**What you need to do:** From the listing below, pull out the lines that hold "Pricing".

+++++

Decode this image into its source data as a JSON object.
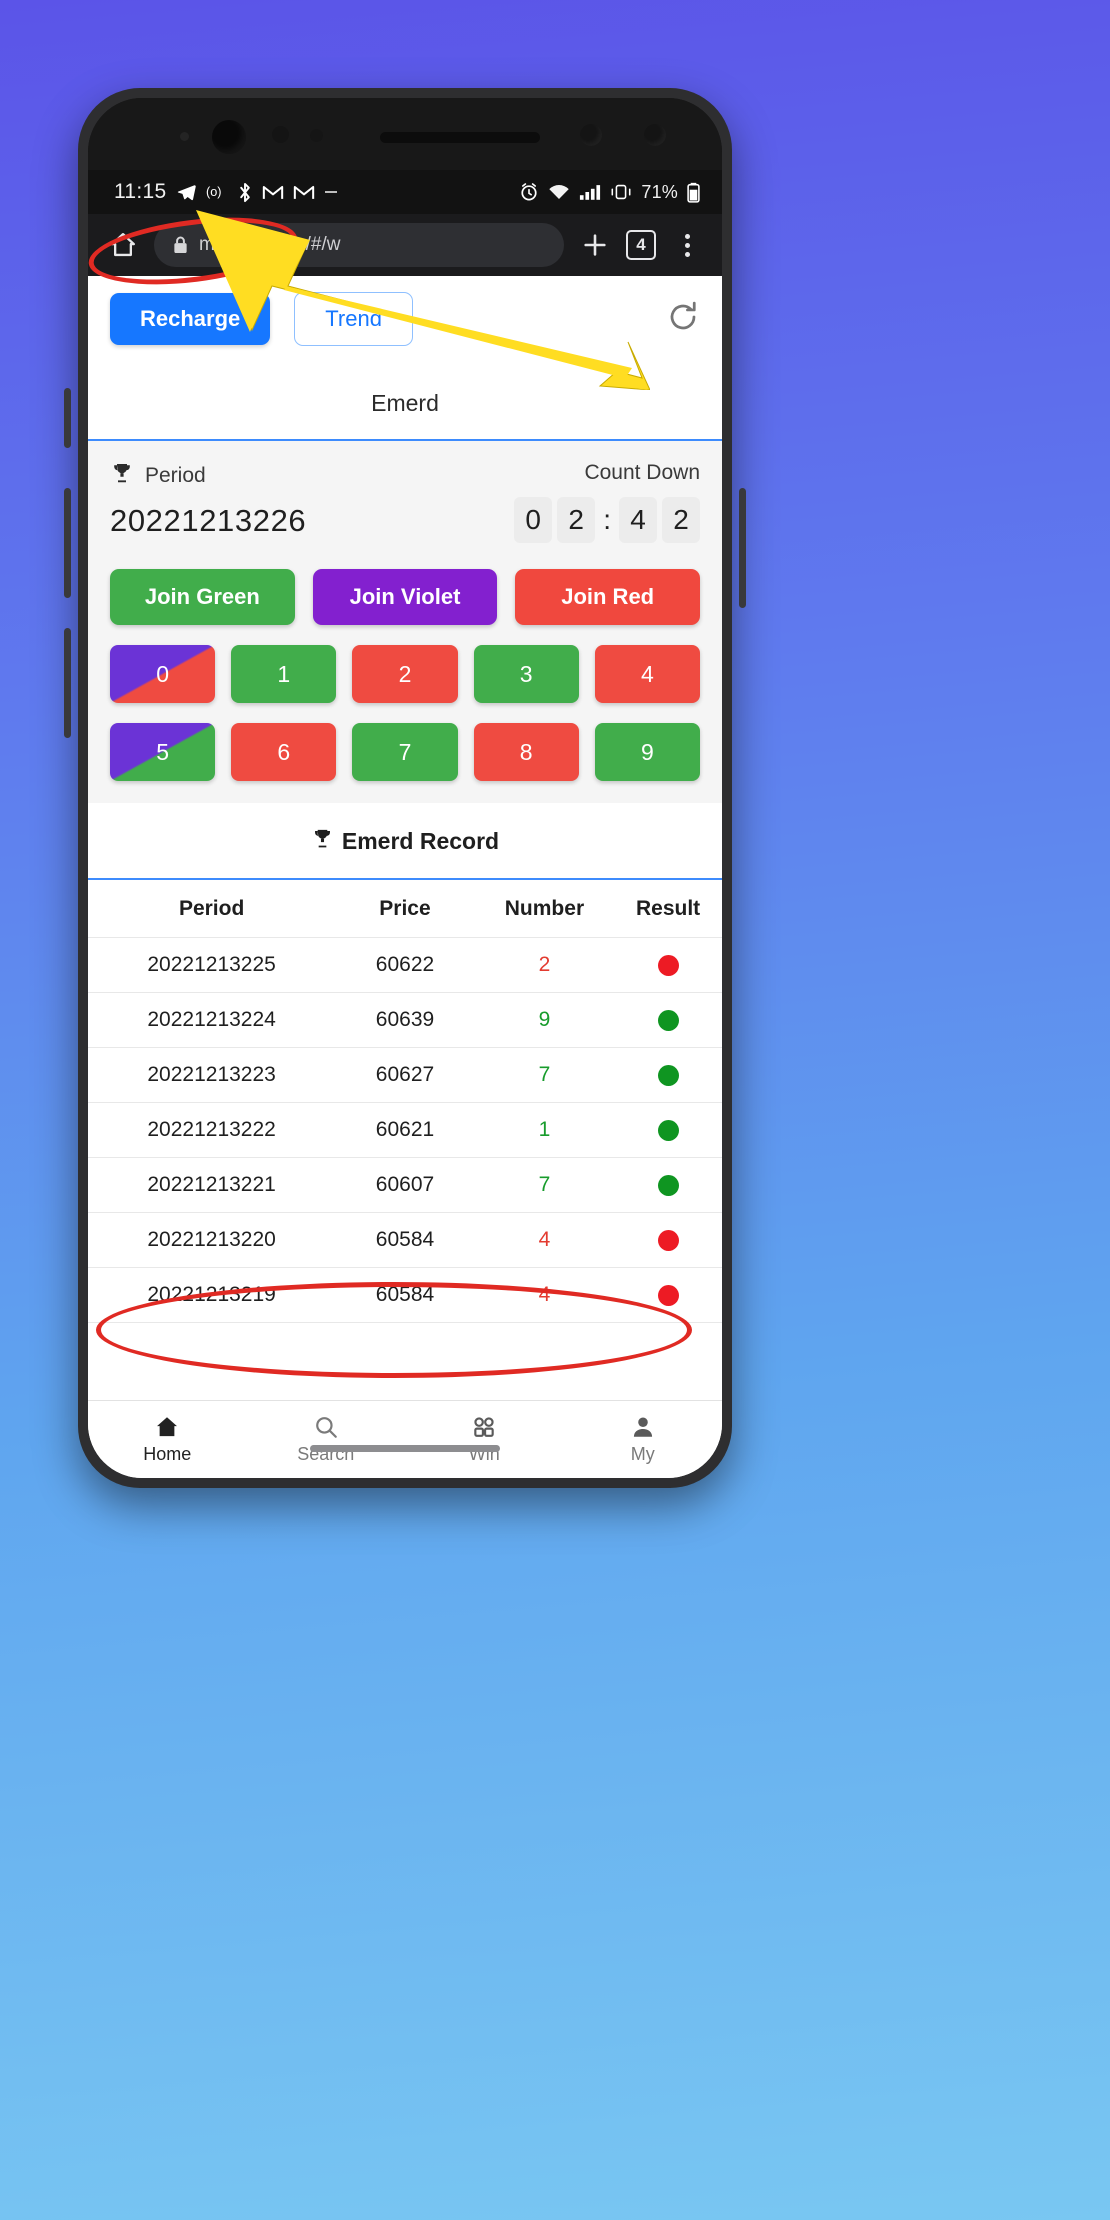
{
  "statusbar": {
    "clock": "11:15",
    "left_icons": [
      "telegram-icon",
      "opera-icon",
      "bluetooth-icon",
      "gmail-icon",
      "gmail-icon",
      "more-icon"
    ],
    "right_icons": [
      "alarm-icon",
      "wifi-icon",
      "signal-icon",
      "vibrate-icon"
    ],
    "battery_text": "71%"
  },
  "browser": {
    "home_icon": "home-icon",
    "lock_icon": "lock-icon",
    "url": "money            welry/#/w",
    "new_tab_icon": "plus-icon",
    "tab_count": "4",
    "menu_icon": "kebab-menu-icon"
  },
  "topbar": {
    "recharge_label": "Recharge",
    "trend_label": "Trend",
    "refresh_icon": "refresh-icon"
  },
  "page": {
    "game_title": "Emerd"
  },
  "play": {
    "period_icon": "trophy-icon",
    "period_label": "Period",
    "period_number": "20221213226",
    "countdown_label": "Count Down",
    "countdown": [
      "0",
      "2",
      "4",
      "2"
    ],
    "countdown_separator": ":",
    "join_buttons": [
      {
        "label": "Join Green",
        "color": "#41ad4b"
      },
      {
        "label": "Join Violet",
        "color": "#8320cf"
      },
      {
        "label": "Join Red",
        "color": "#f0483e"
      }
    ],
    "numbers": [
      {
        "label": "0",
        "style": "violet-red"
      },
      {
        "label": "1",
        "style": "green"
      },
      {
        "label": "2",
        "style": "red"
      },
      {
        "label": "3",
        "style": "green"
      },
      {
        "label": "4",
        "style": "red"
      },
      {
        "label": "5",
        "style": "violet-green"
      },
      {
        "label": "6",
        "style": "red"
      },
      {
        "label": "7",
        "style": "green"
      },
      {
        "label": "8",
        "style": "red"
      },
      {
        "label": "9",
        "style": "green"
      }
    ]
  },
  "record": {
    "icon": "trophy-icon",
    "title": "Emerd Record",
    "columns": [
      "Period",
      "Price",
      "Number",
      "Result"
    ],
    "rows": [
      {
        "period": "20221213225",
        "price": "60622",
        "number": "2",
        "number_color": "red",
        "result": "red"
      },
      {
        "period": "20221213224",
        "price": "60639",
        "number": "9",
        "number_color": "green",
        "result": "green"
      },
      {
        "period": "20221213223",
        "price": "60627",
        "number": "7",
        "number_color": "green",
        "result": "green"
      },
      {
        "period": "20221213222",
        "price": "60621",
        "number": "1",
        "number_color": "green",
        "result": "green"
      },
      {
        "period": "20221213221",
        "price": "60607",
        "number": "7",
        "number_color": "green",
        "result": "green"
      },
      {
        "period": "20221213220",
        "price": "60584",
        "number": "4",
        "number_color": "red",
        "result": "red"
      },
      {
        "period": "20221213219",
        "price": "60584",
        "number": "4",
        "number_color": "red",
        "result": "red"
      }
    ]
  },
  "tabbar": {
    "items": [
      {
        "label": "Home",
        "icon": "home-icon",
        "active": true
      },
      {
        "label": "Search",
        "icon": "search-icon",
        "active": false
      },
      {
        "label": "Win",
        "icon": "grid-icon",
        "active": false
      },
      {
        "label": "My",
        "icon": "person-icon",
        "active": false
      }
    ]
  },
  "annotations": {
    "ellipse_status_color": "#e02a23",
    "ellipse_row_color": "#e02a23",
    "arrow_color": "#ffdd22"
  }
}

+++++

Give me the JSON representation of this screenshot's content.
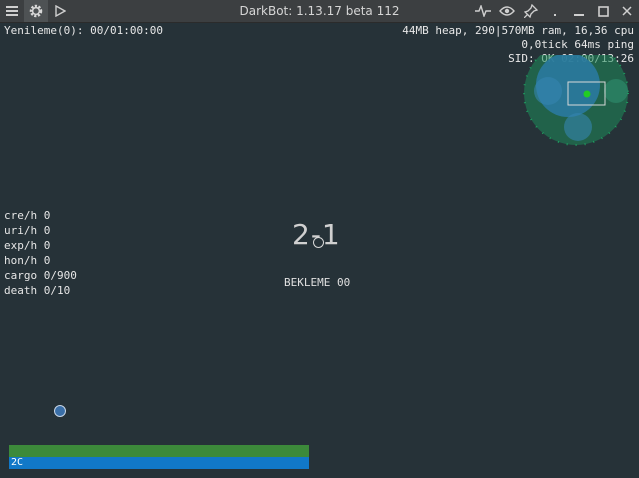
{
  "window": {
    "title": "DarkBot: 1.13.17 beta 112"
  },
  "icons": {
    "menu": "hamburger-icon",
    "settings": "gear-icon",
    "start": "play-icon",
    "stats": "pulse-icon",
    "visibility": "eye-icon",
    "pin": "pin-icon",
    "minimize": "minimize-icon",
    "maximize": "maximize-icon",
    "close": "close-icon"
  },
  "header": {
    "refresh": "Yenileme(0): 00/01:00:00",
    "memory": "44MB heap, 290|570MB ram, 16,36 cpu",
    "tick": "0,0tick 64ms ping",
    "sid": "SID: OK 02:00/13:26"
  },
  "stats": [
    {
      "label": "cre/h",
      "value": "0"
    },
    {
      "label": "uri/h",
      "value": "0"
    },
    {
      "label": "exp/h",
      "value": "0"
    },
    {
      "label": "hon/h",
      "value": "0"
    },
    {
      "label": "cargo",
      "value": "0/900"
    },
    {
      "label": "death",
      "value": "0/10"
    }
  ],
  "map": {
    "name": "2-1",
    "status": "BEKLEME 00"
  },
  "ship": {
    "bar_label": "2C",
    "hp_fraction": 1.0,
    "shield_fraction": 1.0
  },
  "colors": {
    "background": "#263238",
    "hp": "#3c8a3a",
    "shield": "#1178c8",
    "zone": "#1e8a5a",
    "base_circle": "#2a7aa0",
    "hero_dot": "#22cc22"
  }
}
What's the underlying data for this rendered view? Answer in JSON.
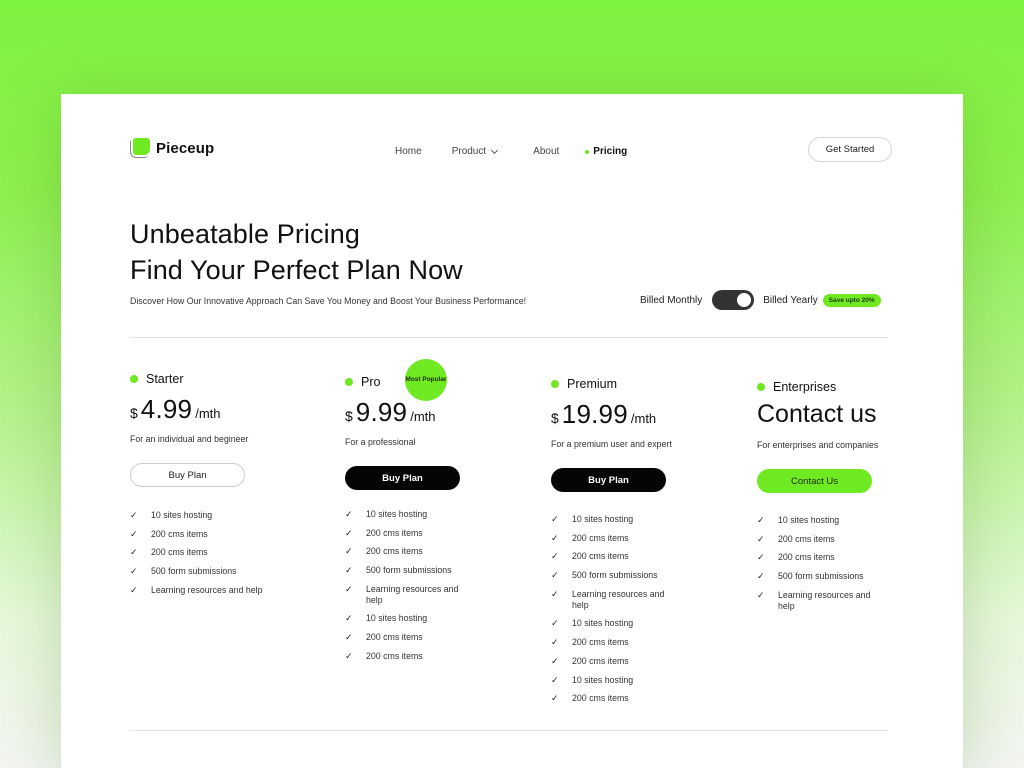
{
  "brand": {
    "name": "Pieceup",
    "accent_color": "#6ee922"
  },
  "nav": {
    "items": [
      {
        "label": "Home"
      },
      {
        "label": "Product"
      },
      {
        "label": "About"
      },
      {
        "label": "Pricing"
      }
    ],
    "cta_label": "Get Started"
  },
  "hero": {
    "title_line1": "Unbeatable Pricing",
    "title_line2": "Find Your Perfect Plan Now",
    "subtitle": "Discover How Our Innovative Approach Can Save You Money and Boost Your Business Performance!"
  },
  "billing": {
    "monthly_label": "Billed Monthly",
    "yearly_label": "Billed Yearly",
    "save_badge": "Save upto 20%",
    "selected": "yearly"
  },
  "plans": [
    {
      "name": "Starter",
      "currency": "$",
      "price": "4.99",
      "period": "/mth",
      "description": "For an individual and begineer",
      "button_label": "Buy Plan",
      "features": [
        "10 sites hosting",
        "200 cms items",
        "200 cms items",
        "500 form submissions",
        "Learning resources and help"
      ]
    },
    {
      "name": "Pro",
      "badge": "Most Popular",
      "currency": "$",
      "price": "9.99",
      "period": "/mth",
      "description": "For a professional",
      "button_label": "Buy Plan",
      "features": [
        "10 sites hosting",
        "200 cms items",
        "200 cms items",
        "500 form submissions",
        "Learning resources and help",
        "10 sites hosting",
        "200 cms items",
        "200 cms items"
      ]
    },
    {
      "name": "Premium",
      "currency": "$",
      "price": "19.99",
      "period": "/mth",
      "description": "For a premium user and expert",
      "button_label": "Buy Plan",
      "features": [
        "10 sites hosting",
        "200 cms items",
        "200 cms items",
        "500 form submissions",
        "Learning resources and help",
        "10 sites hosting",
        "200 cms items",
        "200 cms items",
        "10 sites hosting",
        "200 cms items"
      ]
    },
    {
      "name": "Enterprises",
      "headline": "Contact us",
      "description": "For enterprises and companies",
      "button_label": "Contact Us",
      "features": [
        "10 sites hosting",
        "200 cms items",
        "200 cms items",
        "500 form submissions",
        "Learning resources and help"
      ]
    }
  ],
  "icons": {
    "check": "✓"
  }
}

+++++

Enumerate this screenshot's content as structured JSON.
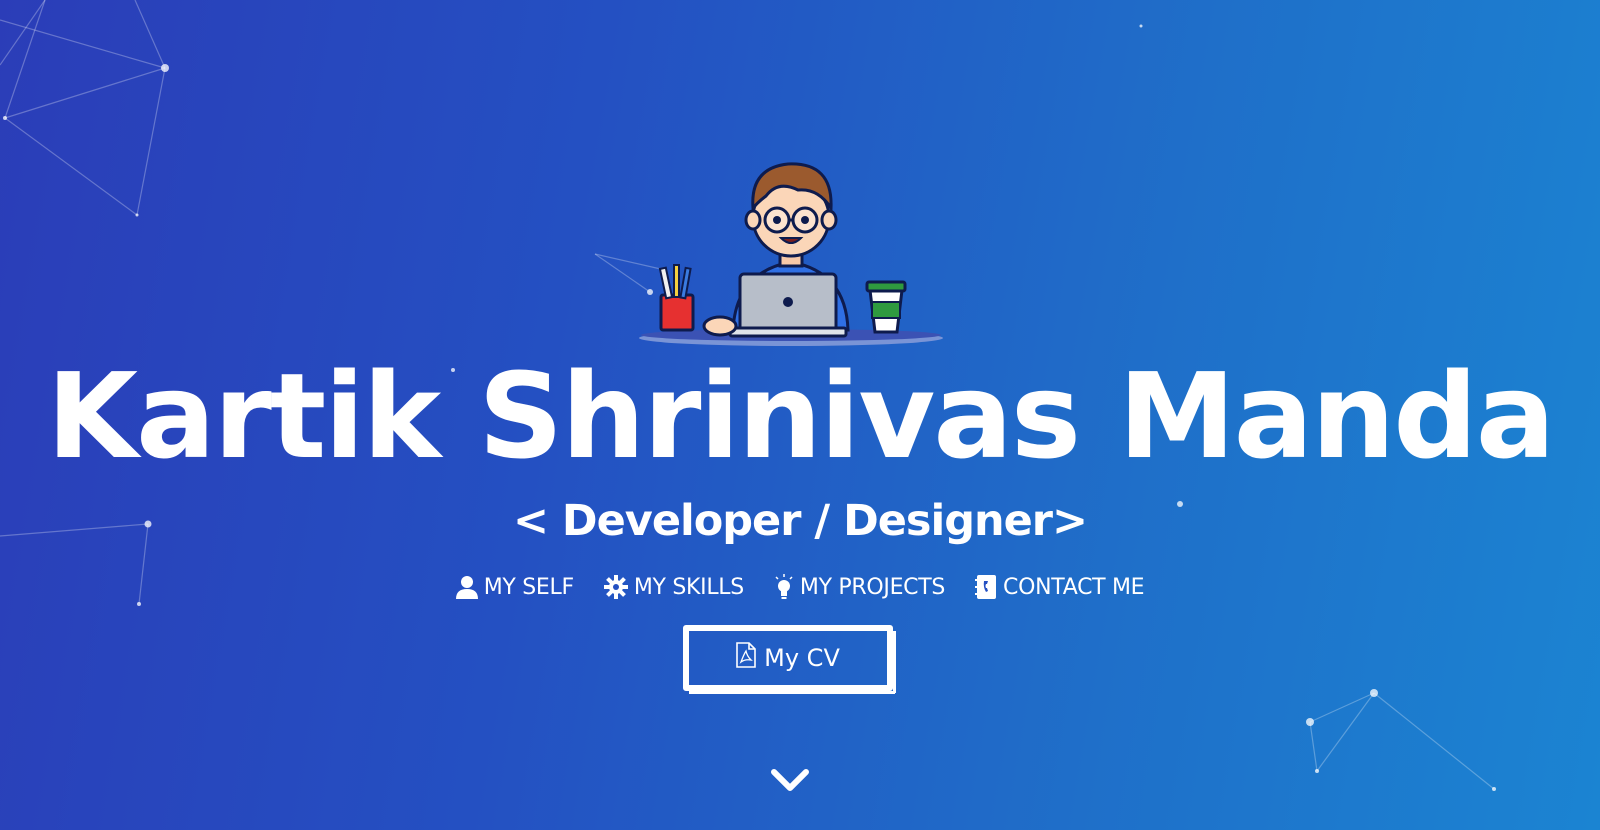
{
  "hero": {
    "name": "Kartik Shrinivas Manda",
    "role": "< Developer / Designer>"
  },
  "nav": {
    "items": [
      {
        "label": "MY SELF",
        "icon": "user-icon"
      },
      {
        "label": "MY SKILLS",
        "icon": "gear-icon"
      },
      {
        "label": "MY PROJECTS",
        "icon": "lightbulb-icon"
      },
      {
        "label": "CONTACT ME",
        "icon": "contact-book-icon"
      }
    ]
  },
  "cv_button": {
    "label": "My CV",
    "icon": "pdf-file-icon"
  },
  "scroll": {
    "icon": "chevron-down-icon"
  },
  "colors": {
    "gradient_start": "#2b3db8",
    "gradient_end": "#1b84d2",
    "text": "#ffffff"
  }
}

+++++

**The result:**
        "label": "Pricing"
    "title_line1": "Unbeatable Pricing",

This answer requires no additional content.